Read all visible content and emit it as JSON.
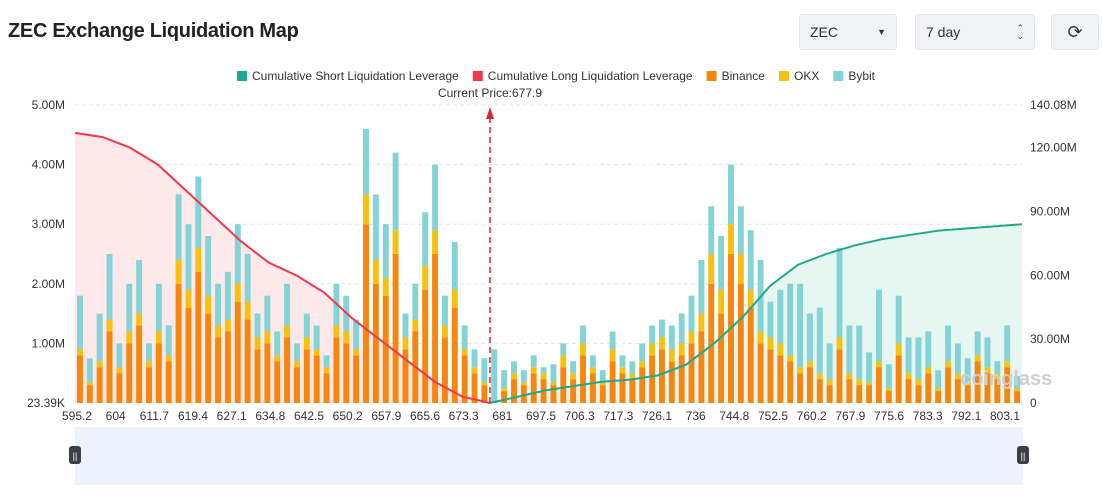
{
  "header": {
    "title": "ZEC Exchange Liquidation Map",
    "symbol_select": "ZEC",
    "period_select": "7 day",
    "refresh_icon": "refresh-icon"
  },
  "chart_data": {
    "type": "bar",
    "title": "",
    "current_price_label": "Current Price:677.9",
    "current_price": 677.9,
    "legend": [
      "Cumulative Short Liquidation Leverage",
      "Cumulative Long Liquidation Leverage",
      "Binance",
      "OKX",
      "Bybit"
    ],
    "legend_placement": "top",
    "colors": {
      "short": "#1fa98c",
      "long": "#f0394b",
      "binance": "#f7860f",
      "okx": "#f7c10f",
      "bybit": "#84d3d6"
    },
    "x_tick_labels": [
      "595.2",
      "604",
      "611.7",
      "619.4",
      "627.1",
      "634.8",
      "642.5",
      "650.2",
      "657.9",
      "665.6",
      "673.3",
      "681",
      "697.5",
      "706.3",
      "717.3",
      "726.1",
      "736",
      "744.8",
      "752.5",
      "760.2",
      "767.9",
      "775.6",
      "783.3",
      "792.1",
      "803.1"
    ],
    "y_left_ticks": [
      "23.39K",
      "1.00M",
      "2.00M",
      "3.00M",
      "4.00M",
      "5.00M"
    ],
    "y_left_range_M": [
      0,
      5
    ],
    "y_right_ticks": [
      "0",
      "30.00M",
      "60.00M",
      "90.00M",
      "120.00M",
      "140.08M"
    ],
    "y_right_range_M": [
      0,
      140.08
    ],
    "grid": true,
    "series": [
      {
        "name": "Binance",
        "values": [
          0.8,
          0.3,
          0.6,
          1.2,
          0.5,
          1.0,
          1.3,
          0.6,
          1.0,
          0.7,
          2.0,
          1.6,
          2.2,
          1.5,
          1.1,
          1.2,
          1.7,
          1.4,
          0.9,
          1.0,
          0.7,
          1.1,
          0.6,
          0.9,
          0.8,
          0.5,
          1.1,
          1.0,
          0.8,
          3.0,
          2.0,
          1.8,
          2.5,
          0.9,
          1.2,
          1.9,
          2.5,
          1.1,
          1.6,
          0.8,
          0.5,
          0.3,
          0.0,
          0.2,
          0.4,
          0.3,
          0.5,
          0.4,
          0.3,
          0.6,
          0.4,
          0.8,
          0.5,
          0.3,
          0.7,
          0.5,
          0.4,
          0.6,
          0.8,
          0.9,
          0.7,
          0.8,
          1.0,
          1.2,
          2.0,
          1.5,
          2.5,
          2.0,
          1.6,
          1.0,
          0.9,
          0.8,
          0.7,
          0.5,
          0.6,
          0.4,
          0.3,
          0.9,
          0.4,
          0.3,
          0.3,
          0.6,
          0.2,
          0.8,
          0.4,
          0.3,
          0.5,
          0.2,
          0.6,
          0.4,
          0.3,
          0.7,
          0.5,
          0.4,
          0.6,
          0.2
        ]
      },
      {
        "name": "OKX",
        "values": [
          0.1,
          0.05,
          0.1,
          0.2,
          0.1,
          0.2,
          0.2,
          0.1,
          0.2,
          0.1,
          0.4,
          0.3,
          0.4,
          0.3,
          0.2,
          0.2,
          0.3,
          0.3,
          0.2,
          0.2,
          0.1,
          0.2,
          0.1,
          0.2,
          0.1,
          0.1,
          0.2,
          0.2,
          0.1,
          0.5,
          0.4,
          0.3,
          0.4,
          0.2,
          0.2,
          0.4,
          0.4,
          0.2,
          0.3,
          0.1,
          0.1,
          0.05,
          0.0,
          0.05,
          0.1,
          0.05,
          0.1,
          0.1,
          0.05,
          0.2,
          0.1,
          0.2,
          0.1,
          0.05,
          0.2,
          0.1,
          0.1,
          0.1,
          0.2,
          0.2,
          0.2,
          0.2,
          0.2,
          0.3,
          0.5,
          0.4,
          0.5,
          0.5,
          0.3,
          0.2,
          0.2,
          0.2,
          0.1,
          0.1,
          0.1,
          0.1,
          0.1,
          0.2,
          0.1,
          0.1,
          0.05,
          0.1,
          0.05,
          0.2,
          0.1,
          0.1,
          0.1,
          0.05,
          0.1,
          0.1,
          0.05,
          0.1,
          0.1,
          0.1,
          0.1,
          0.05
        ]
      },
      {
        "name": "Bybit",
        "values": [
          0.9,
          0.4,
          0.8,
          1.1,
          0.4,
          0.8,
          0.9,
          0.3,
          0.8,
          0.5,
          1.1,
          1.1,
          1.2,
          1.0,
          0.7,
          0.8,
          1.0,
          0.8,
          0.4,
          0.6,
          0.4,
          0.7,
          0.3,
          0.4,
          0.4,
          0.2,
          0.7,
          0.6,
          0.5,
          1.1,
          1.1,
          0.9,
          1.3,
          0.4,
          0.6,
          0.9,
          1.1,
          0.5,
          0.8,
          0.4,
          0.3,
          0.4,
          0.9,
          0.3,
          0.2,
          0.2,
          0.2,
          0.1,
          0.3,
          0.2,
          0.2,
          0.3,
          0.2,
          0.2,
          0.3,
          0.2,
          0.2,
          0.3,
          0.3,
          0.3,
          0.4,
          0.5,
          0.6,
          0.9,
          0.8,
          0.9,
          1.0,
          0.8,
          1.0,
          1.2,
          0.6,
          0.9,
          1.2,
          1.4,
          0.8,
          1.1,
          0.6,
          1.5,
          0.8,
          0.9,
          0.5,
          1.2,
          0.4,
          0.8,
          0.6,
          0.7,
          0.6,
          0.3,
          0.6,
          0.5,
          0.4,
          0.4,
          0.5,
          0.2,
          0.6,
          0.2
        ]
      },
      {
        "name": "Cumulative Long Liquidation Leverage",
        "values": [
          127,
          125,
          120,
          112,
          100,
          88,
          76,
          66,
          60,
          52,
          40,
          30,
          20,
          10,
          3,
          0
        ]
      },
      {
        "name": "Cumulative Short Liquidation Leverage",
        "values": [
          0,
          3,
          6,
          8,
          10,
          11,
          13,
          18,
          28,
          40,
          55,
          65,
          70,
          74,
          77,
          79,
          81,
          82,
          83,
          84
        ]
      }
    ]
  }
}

━━━━━━━━━━━━━━━━

Each entry above is to be written out again unchanged, apart from the pictures, which are left out.

Read all visible content and emit it as JSON.
{
  "header": {
    "title": "ZEC Exchange Liquidation Map",
    "symbol_select": "ZEC",
    "period_select": "7 day",
    "refresh_icon": "refresh-icon"
  },
  "chart_data": {
    "type": "bar",
    "title": "",
    "current_price_label": "Current Price:677.9",
    "current_price": 677.9,
    "legend": [
      "Cumulative Short Liquidation Leverage",
      "Cumulative Long Liquidation Leverage",
      "Binance",
      "OKX",
      "Bybit"
    ],
    "legend_placement": "top",
    "colors": {
      "short": "#1fa98c",
      "long": "#f0394b",
      "binance": "#f7860f",
      "okx": "#f7c10f",
      "bybit": "#84d3d6"
    },
    "x_tick_labels": [
      "595.2",
      "604",
      "611.7",
      "619.4",
      "627.1",
      "634.8",
      "642.5",
      "650.2",
      "657.9",
      "665.6",
      "673.3",
      "681",
      "697.5",
      "706.3",
      "717.3",
      "726.1",
      "736",
      "744.8",
      "752.5",
      "760.2",
      "767.9",
      "775.6",
      "783.3",
      "792.1",
      "803.1"
    ],
    "y_left_ticks": [
      "23.39K",
      "1.00M",
      "2.00M",
      "3.00M",
      "4.00M",
      "5.00M"
    ],
    "y_left_range_M": [
      0,
      5
    ],
    "y_right_ticks": [
      "0",
      "30.00M",
      "60.00M",
      "90.00M",
      "120.00M",
      "140.08M"
    ],
    "y_right_range_M": [
      0,
      140.08
    ],
    "grid": true,
    "series": [
      {
        "name": "Binance",
        "values": [
          0.8,
          0.3,
          0.6,
          1.2,
          0.5,
          1.0,
          1.3,
          0.6,
          1.0,
          0.7,
          2.0,
          1.6,
          2.2,
          1.5,
          1.1,
          1.2,
          1.7,
          1.4,
          0.9,
          1.0,
          0.7,
          1.1,
          0.6,
          0.9,
          0.8,
          0.5,
          1.1,
          1.0,
          0.8,
          3.0,
          2.0,
          1.8,
          2.5,
          0.9,
          1.2,
          1.9,
          2.5,
          1.1,
          1.6,
          0.8,
          0.5,
          0.3,
          0.0,
          0.2,
          0.4,
          0.3,
          0.5,
          0.4,
          0.3,
          0.6,
          0.4,
          0.8,
          0.5,
          0.3,
          0.7,
          0.5,
          0.4,
          0.6,
          0.8,
          0.9,
          0.7,
          0.8,
          1.0,
          1.2,
          2.0,
          1.5,
          2.5,
          2.0,
          1.6,
          1.0,
          0.9,
          0.8,
          0.7,
          0.5,
          0.6,
          0.4,
          0.3,
          0.9,
          0.4,
          0.3,
          0.3,
          0.6,
          0.2,
          0.8,
          0.4,
          0.3,
          0.5,
          0.2,
          0.6,
          0.4,
          0.3,
          0.7,
          0.5,
          0.4,
          0.6,
          0.2
        ]
      },
      {
        "name": "OKX",
        "values": [
          0.1,
          0.05,
          0.1,
          0.2,
          0.1,
          0.2,
          0.2,
          0.1,
          0.2,
          0.1,
          0.4,
          0.3,
          0.4,
          0.3,
          0.2,
          0.2,
          0.3,
          0.3,
          0.2,
          0.2,
          0.1,
          0.2,
          0.1,
          0.2,
          0.1,
          0.1,
          0.2,
          0.2,
          0.1,
          0.5,
          0.4,
          0.3,
          0.4,
          0.2,
          0.2,
          0.4,
          0.4,
          0.2,
          0.3,
          0.1,
          0.1,
          0.05,
          0.0,
          0.05,
          0.1,
          0.05,
          0.1,
          0.1,
          0.05,
          0.2,
          0.1,
          0.2,
          0.1,
          0.05,
          0.2,
          0.1,
          0.1,
          0.1,
          0.2,
          0.2,
          0.2,
          0.2,
          0.2,
          0.3,
          0.5,
          0.4,
          0.5,
          0.5,
          0.3,
          0.2,
          0.2,
          0.2,
          0.1,
          0.1,
          0.1,
          0.1,
          0.1,
          0.2,
          0.1,
          0.1,
          0.05,
          0.1,
          0.05,
          0.2,
          0.1,
          0.1,
          0.1,
          0.05,
          0.1,
          0.1,
          0.05,
          0.1,
          0.1,
          0.1,
          0.1,
          0.05
        ]
      },
      {
        "name": "Bybit",
        "values": [
          0.9,
          0.4,
          0.8,
          1.1,
          0.4,
          0.8,
          0.9,
          0.3,
          0.8,
          0.5,
          1.1,
          1.1,
          1.2,
          1.0,
          0.7,
          0.8,
          1.0,
          0.8,
          0.4,
          0.6,
          0.4,
          0.7,
          0.3,
          0.4,
          0.4,
          0.2,
          0.7,
          0.6,
          0.5,
          1.1,
          1.1,
          0.9,
          1.3,
          0.4,
          0.6,
          0.9,
          1.1,
          0.5,
          0.8,
          0.4,
          0.3,
          0.4,
          0.9,
          0.3,
          0.2,
          0.2,
          0.2,
          0.1,
          0.3,
          0.2,
          0.2,
          0.3,
          0.2,
          0.2,
          0.3,
          0.2,
          0.2,
          0.3,
          0.3,
          0.3,
          0.4,
          0.5,
          0.6,
          0.9,
          0.8,
          0.9,
          1.0,
          0.8,
          1.0,
          1.2,
          0.6,
          0.9,
          1.2,
          1.4,
          0.8,
          1.1,
          0.6,
          1.5,
          0.8,
          0.9,
          0.5,
          1.2,
          0.4,
          0.8,
          0.6,
          0.7,
          0.6,
          0.3,
          0.6,
          0.5,
          0.4,
          0.4,
          0.5,
          0.2,
          0.6,
          0.2
        ]
      },
      {
        "name": "Cumulative Long Liquidation Leverage",
        "values": [
          127,
          125,
          120,
          112,
          100,
          88,
          76,
          66,
          60,
          52,
          40,
          30,
          20,
          10,
          3,
          0
        ]
      },
      {
        "name": "Cumulative Short Liquidation Leverage",
        "values": [
          0,
          3,
          6,
          8,
          10,
          11,
          13,
          18,
          28,
          40,
          55,
          65,
          70,
          74,
          77,
          79,
          81,
          82,
          83,
          84
        ]
      }
    ]
  }
}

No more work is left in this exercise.